◆ Instructions to follow
Provide only the number of lines in the data below that contain the string "this".

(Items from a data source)
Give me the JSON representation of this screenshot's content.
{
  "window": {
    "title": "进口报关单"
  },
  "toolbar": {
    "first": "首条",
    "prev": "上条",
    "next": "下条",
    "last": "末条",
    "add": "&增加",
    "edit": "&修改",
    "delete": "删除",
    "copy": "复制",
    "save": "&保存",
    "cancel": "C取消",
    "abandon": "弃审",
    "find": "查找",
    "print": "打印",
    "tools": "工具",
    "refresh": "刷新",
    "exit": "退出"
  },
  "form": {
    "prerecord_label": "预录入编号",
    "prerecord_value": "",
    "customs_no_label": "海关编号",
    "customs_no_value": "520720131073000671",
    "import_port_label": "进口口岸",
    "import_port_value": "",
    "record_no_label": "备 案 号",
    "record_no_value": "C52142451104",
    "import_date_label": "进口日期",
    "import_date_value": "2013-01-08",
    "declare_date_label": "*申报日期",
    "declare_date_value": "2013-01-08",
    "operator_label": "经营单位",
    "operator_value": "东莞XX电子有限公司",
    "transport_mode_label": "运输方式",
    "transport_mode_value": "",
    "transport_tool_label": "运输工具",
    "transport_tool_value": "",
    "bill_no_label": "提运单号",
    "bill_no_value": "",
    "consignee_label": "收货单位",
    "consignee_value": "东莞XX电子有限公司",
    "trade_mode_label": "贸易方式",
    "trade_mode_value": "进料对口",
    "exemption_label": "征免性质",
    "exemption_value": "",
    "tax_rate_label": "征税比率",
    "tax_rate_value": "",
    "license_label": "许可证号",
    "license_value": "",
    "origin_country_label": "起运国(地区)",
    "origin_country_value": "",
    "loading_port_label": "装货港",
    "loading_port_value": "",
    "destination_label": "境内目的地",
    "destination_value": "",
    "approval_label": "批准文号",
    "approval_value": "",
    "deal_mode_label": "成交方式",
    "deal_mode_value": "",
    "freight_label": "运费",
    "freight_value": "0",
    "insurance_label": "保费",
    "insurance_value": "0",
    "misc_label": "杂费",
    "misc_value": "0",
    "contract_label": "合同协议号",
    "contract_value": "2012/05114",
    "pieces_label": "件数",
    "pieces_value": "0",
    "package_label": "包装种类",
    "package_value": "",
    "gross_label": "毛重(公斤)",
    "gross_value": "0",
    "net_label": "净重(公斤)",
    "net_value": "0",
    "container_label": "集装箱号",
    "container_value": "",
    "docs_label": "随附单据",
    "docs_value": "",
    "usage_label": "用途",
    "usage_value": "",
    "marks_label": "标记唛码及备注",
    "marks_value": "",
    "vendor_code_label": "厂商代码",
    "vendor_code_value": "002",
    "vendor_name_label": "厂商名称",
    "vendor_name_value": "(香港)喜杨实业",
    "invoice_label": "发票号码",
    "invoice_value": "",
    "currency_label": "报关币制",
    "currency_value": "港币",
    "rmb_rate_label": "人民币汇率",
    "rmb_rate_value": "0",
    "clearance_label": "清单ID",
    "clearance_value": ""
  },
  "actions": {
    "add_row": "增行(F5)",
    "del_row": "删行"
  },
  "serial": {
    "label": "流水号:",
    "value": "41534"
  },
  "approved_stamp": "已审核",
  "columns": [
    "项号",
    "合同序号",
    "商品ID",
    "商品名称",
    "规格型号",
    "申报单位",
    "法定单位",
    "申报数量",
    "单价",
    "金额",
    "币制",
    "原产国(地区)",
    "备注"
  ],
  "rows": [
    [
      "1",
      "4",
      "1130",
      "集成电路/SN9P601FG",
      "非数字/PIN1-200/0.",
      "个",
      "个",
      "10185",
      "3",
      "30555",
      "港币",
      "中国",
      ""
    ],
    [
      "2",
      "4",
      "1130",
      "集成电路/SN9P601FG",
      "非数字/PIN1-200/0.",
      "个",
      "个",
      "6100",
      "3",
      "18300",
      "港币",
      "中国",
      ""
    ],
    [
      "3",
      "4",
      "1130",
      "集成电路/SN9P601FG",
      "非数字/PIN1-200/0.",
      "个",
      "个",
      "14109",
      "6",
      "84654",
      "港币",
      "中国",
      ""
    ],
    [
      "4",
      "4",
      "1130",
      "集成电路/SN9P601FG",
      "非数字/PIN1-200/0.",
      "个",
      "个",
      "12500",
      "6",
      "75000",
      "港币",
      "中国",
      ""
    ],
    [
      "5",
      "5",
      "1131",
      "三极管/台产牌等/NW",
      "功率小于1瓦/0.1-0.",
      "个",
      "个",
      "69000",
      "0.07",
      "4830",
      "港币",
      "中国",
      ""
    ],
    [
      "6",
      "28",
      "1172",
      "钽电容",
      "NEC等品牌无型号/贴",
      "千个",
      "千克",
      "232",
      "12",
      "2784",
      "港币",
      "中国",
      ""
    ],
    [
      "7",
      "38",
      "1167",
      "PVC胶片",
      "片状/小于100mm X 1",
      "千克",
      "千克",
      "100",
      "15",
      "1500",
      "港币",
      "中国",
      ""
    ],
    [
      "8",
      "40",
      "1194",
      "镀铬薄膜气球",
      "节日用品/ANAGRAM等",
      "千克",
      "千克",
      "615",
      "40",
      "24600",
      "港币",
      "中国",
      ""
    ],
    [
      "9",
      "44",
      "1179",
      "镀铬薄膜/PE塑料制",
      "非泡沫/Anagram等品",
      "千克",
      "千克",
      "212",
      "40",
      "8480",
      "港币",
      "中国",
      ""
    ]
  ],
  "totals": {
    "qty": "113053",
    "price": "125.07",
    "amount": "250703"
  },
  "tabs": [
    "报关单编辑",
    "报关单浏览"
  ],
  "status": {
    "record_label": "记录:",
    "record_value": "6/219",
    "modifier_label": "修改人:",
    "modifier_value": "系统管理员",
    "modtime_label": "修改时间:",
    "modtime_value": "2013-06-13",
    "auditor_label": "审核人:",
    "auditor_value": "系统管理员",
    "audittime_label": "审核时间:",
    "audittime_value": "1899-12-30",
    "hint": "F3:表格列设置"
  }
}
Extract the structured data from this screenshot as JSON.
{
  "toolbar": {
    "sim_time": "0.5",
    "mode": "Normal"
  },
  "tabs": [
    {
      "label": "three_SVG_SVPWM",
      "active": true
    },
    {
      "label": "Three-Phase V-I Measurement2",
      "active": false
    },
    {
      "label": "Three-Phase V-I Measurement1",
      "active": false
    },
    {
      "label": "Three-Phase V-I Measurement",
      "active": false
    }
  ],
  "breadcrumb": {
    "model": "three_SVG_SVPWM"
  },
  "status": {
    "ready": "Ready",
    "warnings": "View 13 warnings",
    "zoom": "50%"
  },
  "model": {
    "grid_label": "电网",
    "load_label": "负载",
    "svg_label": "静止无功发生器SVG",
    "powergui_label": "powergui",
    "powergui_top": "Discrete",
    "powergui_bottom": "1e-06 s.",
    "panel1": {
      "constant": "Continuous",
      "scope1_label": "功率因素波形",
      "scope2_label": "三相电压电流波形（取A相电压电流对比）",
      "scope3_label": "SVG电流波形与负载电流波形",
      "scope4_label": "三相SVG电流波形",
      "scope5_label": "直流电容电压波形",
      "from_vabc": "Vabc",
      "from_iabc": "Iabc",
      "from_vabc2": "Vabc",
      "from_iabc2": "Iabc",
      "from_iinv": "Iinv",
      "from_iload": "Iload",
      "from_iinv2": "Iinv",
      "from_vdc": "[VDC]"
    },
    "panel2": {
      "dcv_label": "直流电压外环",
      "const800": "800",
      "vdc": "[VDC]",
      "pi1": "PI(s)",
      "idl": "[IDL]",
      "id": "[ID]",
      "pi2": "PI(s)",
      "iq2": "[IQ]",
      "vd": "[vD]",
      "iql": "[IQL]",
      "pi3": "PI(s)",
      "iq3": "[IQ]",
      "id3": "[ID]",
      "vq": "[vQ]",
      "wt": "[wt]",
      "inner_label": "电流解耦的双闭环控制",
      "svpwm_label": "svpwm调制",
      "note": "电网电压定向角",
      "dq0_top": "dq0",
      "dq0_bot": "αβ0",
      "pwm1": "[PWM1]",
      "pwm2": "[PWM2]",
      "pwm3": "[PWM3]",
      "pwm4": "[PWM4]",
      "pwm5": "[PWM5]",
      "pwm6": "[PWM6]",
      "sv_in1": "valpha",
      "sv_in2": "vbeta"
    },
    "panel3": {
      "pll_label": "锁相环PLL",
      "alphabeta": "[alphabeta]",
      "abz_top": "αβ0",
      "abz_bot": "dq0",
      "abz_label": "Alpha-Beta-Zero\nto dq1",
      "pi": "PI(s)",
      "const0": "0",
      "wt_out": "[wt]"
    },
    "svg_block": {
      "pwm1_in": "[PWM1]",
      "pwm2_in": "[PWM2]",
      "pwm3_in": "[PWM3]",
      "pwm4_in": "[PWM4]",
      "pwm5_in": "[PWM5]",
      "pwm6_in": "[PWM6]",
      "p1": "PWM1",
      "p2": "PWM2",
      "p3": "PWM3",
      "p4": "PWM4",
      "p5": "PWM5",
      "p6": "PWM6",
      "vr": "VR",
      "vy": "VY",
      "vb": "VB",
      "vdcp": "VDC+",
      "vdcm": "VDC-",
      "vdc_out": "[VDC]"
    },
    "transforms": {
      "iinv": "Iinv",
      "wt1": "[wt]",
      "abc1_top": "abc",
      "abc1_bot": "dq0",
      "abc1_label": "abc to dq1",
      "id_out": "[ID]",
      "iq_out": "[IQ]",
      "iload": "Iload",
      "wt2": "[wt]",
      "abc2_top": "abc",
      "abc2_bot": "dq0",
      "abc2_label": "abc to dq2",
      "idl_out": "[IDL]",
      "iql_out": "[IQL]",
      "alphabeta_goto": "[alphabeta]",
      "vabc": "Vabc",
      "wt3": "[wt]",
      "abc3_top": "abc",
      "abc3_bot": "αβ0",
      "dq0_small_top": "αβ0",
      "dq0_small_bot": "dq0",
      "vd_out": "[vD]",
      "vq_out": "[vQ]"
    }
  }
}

◆ Response to the task
2